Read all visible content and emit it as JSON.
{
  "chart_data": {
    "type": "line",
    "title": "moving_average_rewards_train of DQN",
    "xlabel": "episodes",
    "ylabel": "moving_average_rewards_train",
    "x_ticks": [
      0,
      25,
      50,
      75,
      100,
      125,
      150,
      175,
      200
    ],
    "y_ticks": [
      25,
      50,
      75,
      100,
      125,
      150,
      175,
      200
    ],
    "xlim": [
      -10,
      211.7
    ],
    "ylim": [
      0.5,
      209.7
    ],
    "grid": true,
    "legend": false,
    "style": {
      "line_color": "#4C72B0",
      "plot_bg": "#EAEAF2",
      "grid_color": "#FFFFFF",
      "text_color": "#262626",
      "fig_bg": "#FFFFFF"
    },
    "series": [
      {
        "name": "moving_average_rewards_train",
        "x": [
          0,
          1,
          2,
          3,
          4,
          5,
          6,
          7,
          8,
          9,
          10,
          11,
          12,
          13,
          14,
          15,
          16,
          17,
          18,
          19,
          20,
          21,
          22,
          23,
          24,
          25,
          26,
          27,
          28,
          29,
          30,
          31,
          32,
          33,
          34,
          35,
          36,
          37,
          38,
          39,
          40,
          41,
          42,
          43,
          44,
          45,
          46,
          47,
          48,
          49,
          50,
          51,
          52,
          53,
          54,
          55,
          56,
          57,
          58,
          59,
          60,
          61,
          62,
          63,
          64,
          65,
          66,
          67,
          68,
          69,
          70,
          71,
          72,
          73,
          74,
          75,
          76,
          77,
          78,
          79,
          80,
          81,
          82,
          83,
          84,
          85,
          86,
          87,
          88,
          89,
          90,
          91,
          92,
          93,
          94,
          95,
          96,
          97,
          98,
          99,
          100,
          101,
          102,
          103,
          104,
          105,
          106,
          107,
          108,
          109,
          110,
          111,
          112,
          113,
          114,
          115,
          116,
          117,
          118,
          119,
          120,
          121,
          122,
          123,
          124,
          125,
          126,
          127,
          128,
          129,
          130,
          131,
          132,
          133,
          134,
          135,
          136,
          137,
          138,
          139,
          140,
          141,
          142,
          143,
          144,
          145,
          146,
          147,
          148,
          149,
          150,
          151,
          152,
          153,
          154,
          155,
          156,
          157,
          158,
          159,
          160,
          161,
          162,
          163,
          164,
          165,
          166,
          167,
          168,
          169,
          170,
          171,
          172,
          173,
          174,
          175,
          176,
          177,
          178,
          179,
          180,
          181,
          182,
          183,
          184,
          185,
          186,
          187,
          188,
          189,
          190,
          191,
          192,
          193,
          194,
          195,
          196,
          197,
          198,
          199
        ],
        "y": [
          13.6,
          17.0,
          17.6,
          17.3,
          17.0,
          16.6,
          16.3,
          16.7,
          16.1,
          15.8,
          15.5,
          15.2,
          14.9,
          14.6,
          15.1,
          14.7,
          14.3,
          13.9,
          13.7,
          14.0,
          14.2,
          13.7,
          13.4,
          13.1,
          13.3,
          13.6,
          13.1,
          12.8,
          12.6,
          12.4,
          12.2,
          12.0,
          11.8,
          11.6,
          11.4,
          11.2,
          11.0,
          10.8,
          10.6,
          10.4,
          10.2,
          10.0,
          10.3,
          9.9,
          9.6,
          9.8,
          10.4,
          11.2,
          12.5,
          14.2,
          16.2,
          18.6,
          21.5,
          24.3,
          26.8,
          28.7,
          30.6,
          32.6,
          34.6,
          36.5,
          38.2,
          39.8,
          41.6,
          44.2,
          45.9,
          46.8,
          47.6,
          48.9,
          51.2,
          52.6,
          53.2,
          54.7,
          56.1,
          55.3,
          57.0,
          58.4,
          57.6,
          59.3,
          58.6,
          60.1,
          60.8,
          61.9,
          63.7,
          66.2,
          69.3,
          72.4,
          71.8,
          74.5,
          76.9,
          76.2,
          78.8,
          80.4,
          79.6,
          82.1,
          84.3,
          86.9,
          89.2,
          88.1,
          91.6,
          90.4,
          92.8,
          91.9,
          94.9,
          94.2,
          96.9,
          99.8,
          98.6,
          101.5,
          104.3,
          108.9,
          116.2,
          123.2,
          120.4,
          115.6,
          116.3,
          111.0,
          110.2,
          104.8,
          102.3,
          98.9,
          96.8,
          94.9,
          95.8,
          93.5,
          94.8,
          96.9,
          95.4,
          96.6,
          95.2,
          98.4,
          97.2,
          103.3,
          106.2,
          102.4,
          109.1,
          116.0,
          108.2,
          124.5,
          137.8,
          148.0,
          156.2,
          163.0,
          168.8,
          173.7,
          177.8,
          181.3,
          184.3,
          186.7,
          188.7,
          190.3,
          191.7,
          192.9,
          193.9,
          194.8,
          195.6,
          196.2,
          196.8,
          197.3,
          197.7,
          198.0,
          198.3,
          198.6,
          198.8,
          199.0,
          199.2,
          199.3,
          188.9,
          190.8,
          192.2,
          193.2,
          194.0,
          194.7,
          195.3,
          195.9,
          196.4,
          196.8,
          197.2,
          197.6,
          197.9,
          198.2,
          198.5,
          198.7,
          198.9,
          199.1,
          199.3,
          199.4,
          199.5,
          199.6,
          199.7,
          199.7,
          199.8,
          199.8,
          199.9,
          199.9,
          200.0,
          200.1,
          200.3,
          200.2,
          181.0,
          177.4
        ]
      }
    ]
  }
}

--------------------

The records above should be repeated in full, exactly as given.

OUTPUT BELOW
Read all visible content and emit it as JSON.
{
  "chart_data": {
    "type": "line",
    "title": "moving_average_rewards_train of DQN",
    "xlabel": "episodes",
    "ylabel": "moving_average_rewards_train",
    "x_ticks": [
      0,
      25,
      50,
      75,
      100,
      125,
      150,
      175,
      200
    ],
    "y_ticks": [
      25,
      50,
      75,
      100,
      125,
      150,
      175,
      200
    ],
    "xlim": [
      -10,
      211.7
    ],
    "ylim": [
      0.5,
      209.7
    ],
    "grid": true,
    "legend": false,
    "style": {
      "line_color": "#4C72B0",
      "plot_bg": "#EAEAF2",
      "grid_color": "#FFFFFF",
      "text_color": "#262626",
      "fig_bg": "#FFFFFF"
    },
    "series": [
      {
        "name": "moving_average_rewards_train",
        "x": [
          0,
          1,
          2,
          3,
          4,
          5,
          6,
          7,
          8,
          9,
          10,
          11,
          12,
          13,
          14,
          15,
          16,
          17,
          18,
          19,
          20,
          21,
          22,
          23,
          24,
          25,
          26,
          27,
          28,
          29,
          30,
          31,
          32,
          33,
          34,
          35,
          36,
          37,
          38,
          39,
          40,
          41,
          42,
          43,
          44,
          45,
          46,
          47,
          48,
          49,
          50,
          51,
          52,
          53,
          54,
          55,
          56,
          57,
          58,
          59,
          60,
          61,
          62,
          63,
          64,
          65,
          66,
          67,
          68,
          69,
          70,
          71,
          72,
          73,
          74,
          75,
          76,
          77,
          78,
          79,
          80,
          81,
          82,
          83,
          84,
          85,
          86,
          87,
          88,
          89,
          90,
          91,
          92,
          93,
          94,
          95,
          96,
          97,
          98,
          99,
          100,
          101,
          102,
          103,
          104,
          105,
          106,
          107,
          108,
          109,
          110,
          111,
          112,
          113,
          114,
          115,
          116,
          117,
          118,
          119,
          120,
          121,
          122,
          123,
          124,
          125,
          126,
          127,
          128,
          129,
          130,
          131,
          132,
          133,
          134,
          135,
          136,
          137,
          138,
          139,
          140,
          141,
          142,
          143,
          144,
          145,
          146,
          147,
          148,
          149,
          150,
          151,
          152,
          153,
          154,
          155,
          156,
          157,
          158,
          159,
          160,
          161,
          162,
          163,
          164,
          165,
          166,
          167,
          168,
          169,
          170,
          171,
          172,
          173,
          174,
          175,
          176,
          177,
          178,
          179,
          180,
          181,
          182,
          183,
          184,
          185,
          186,
          187,
          188,
          189,
          190,
          191,
          192,
          193,
          194,
          195,
          196,
          197,
          198,
          199
        ],
        "y": [
          13.6,
          17.0,
          17.6,
          17.3,
          17.0,
          16.6,
          16.3,
          16.7,
          16.1,
          15.8,
          15.5,
          15.2,
          14.9,
          14.6,
          15.1,
          14.7,
          14.3,
          13.9,
          13.7,
          14.0,
          14.2,
          13.7,
          13.4,
          13.1,
          13.3,
          13.6,
          13.1,
          12.8,
          12.6,
          12.4,
          12.2,
          12.0,
          11.8,
          11.6,
          11.4,
          11.2,
          11.0,
          10.8,
          10.6,
          10.4,
          10.2,
          10.0,
          10.3,
          9.9,
          9.6,
          9.8,
          10.4,
          11.2,
          12.5,
          14.2,
          16.2,
          18.6,
          21.5,
          24.3,
          26.8,
          28.7,
          30.6,
          32.6,
          34.6,
          36.5,
          38.2,
          39.8,
          41.6,
          44.2,
          45.9,
          46.8,
          47.6,
          48.9,
          51.2,
          52.6,
          53.2,
          54.7,
          56.1,
          55.3,
          57.0,
          58.4,
          57.6,
          59.3,
          58.6,
          60.1,
          60.8,
          61.9,
          63.7,
          66.2,
          69.3,
          72.4,
          71.8,
          74.5,
          76.9,
          76.2,
          78.8,
          80.4,
          79.6,
          82.1,
          84.3,
          86.9,
          89.2,
          88.1,
          91.6,
          90.4,
          92.8,
          91.9,
          94.9,
          94.2,
          96.9,
          99.8,
          98.6,
          101.5,
          104.3,
          108.9,
          116.2,
          123.2,
          120.4,
          115.6,
          116.3,
          111.0,
          110.2,
          104.8,
          102.3,
          98.9,
          96.8,
          94.9,
          95.8,
          93.5,
          94.8,
          96.9,
          95.4,
          96.6,
          95.2,
          98.4,
          97.2,
          103.3,
          106.2,
          102.4,
          109.1,
          116.0,
          108.2,
          124.5,
          137.8,
          148.0,
          156.2,
          163.0,
          168.8,
          173.7,
          177.8,
          181.3,
          184.3,
          186.7,
          188.7,
          190.3,
          191.7,
          192.9,
          193.9,
          194.8,
          195.6,
          196.2,
          196.8,
          197.3,
          197.7,
          198.0,
          198.3,
          198.6,
          198.8,
          199.0,
          199.2,
          199.3,
          188.9,
          190.8,
          192.2,
          193.2,
          194.0,
          194.7,
          195.3,
          195.9,
          196.4,
          196.8,
          197.2,
          197.6,
          197.9,
          198.2,
          198.5,
          198.7,
          198.9,
          199.1,
          199.3,
          199.4,
          199.5,
          199.6,
          199.7,
          199.7,
          199.8,
          199.8,
          199.9,
          199.9,
          200.0,
          200.1,
          200.3,
          200.2,
          181.0,
          177.4
        ]
      }
    ]
  }
}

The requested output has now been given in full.